- _EXERCISE GOAL_
Each entry below is to be duplicated verbatim.

# # # #

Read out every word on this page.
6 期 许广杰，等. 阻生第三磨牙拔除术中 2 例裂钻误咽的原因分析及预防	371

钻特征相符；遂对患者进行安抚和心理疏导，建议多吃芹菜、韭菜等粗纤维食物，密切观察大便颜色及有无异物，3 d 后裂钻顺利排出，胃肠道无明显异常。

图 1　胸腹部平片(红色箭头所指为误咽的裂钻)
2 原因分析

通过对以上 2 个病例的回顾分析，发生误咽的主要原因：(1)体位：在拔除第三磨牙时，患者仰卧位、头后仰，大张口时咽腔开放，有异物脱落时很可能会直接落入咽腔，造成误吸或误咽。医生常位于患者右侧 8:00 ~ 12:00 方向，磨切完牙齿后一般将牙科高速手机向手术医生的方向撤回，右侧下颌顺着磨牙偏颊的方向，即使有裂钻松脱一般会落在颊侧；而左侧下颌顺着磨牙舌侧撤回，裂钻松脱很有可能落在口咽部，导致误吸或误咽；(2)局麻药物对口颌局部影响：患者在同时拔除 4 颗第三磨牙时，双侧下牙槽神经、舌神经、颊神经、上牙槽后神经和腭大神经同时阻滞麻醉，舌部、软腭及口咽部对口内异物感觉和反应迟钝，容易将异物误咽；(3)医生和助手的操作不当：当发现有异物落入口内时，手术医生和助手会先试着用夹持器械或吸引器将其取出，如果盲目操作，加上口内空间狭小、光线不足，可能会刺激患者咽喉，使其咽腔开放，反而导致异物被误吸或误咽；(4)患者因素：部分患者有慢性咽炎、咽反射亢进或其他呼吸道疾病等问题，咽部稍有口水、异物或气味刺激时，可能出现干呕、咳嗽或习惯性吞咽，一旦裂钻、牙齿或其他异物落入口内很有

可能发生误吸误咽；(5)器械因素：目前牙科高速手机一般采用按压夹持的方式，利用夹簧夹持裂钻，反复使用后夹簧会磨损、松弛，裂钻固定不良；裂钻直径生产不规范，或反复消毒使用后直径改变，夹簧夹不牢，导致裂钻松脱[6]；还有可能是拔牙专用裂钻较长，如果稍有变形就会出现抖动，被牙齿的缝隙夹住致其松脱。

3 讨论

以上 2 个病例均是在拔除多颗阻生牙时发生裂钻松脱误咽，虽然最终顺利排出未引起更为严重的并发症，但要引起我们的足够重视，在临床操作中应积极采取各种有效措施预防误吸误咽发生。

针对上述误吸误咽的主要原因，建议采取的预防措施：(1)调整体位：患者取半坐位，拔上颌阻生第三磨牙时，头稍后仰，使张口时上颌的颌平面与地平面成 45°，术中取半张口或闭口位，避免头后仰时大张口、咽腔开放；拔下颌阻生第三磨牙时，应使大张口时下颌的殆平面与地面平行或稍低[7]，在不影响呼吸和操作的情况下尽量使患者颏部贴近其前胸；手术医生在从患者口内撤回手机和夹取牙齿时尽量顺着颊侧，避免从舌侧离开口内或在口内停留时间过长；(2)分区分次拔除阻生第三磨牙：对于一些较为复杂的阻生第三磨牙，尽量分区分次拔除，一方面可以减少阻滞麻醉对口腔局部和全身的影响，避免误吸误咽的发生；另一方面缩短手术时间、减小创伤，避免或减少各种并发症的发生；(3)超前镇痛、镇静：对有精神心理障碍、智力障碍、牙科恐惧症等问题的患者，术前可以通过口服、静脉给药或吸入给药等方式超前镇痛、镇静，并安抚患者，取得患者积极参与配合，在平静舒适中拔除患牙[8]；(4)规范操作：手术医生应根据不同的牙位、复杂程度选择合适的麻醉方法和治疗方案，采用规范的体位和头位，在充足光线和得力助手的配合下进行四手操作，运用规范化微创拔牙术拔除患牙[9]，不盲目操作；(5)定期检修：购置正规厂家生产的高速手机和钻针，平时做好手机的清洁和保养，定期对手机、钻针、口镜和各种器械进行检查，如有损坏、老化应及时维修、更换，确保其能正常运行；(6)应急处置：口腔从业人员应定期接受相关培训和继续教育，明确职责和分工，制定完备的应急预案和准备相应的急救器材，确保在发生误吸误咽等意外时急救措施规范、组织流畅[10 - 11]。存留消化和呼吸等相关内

# # # #

- _RESULT OF THE TASK_
Read out every word on this page.
6 期 许广杰，等. 阻生第三磨牙拔除术中 2 例裂钻误咽的原因分析及预防	371

钻特征相符；遂对患者进行安抚和心理疏导，建议多吃芹菜、韭菜等粗纤维食物，密切观察大便颜色及有无异物，3 d 后裂钻顺利排出，胃肠道无明显异常。

图 1　胸腹部平片(红色箭头所指为误咽的裂钻)
2 原因分析

通过对以上 2 个病例的回顾分析，发生误咽的主要原因：(1)体位：在拔除第三磨牙时，患者仰卧位、头后仰，大张口时咽腔开放，有异物脱落时很可能会直接落入咽腔，造成误吸或误咽。医生常位于患者右侧 8:00 ~ 12:00 方向，磨切完牙齿后一般将牙科高速手机向手术医生的方向撤回，右侧下颌顺着磨牙偏颊的方向，即使有裂钻松脱一般会落在颊侧；而左侧下颌顺着磨牙舌侧撤回，裂钻松脱很有可能落在口咽部，导致误吸或误咽；(2)局麻药物对口颌局部影响：患者在同时拔除 4 颗第三磨牙时，双侧下牙槽神经、舌神经、颊神经、上牙槽后神经和腭大神经同时阻滞麻醉，舌部、软腭及口咽部对口内异物感觉和反应迟钝，容易将异物误咽；(3)医生和助手的操作不当：当发现有异物落入口内时，手术医生和助手会先试着用夹持器械或吸引器将其取出，如果盲目操作，加上口内空间狭小、光线不足，可能会刺激患者咽喉，使其咽腔开放，反而导致异物被误吸或误咽；(4)患者因素：部分患者有慢性咽炎、咽反射亢进或其他呼吸道疾病等问题，咽部稍有口水、异物或气味刺激时，可能出现干呕、咳嗽或习惯性吞咽，一旦裂钻、牙齿或其他异物落入口内很有

可能发生误吸误咽；(5)器械因素：目前牙科高速手机一般采用按压夹持的方式，利用夹簧夹持裂钻，反复使用后夹簧会磨损、松弛，裂钻固定不良；裂钻直径生产不规范，或反复消毒使用后直径改变，夹簧夹不牢，导致裂钻松脱[6]；还有可能是拔牙专用裂钻较长，如果稍有变形就会出现抖动，被牙齿的缝隙夹住致其松脱。

3 讨论

以上 2 个病例均是在拔除多颗阻生牙时发生裂钻松脱误咽，虽然最终顺利排出未引起更为严重的并发症，但要引起我们的足够重视，在临床操作中应积极采取各种有效措施预防误吸误咽发生。

针对上述误吸误咽的主要原因，建议采取的预防措施：(1)调整体位：患者取半坐位，拔上颌阻生第三磨牙时，头稍后仰，使张口时上颌的颌平面与地平面成 45°，术中取半张口或闭口位，避免头后仰时大张口、咽腔开放；拔下颌阻生第三磨牙时，应使大张口时下颌的殆平面与地面平行或稍低[7]，在不影响呼吸和操作的情况下尽量使患者颏部贴近其前胸；手术医生在从患者口内撤回手机和夹取牙齿时尽量顺着颊侧，避免从舌侧离开口内或在口内停留时间过长；(2)分区分次拔除阻生第三磨牙：对于一些较为复杂的阻生第三磨牙，尽量分区分次拔除，一方面可以减少阻滞麻醉对口腔局部和全身的影响，避免误吸误咽的发生；另一方面缩短手术时间、减小创伤，避免或减少各种并发症的发生；(3)超前镇痛、镇静：对有精神心理障碍、智力障碍、牙科恐惧症等问题的患者，术前可以通过口服、静脉给药或吸入给药等方式超前镇痛、镇静，并安抚患者，取得患者积极参与配合，在平静舒适中拔除患牙[8]；(4)规范操作：手术医生应根据不同的牙位、复杂程度选择合适的麻醉方法和治疗方案，采用规范的体位和头位，在充足光线和得力助手的配合下进行四手操作，运用规范化微创拔牙术拔除患牙[9]，不盲目操作；(5)定期检修：购置正规厂家生产的高速手机和钻针，平时做好手机的清洁和保养，定期对手机、钻针、口镜和各种器械进行检查，如有损坏、老化应及时维修、更换，确保其能正常运行；(6)应急处置：口腔从业人员应定期接受相关培训和继续教育，明确职责和分工，制定完备的应急预案和准备相应的急救器材，确保在发生误吸误咽等意外时急救措施规范、组织流畅[10 - 11]。存留消化和呼吸等相关内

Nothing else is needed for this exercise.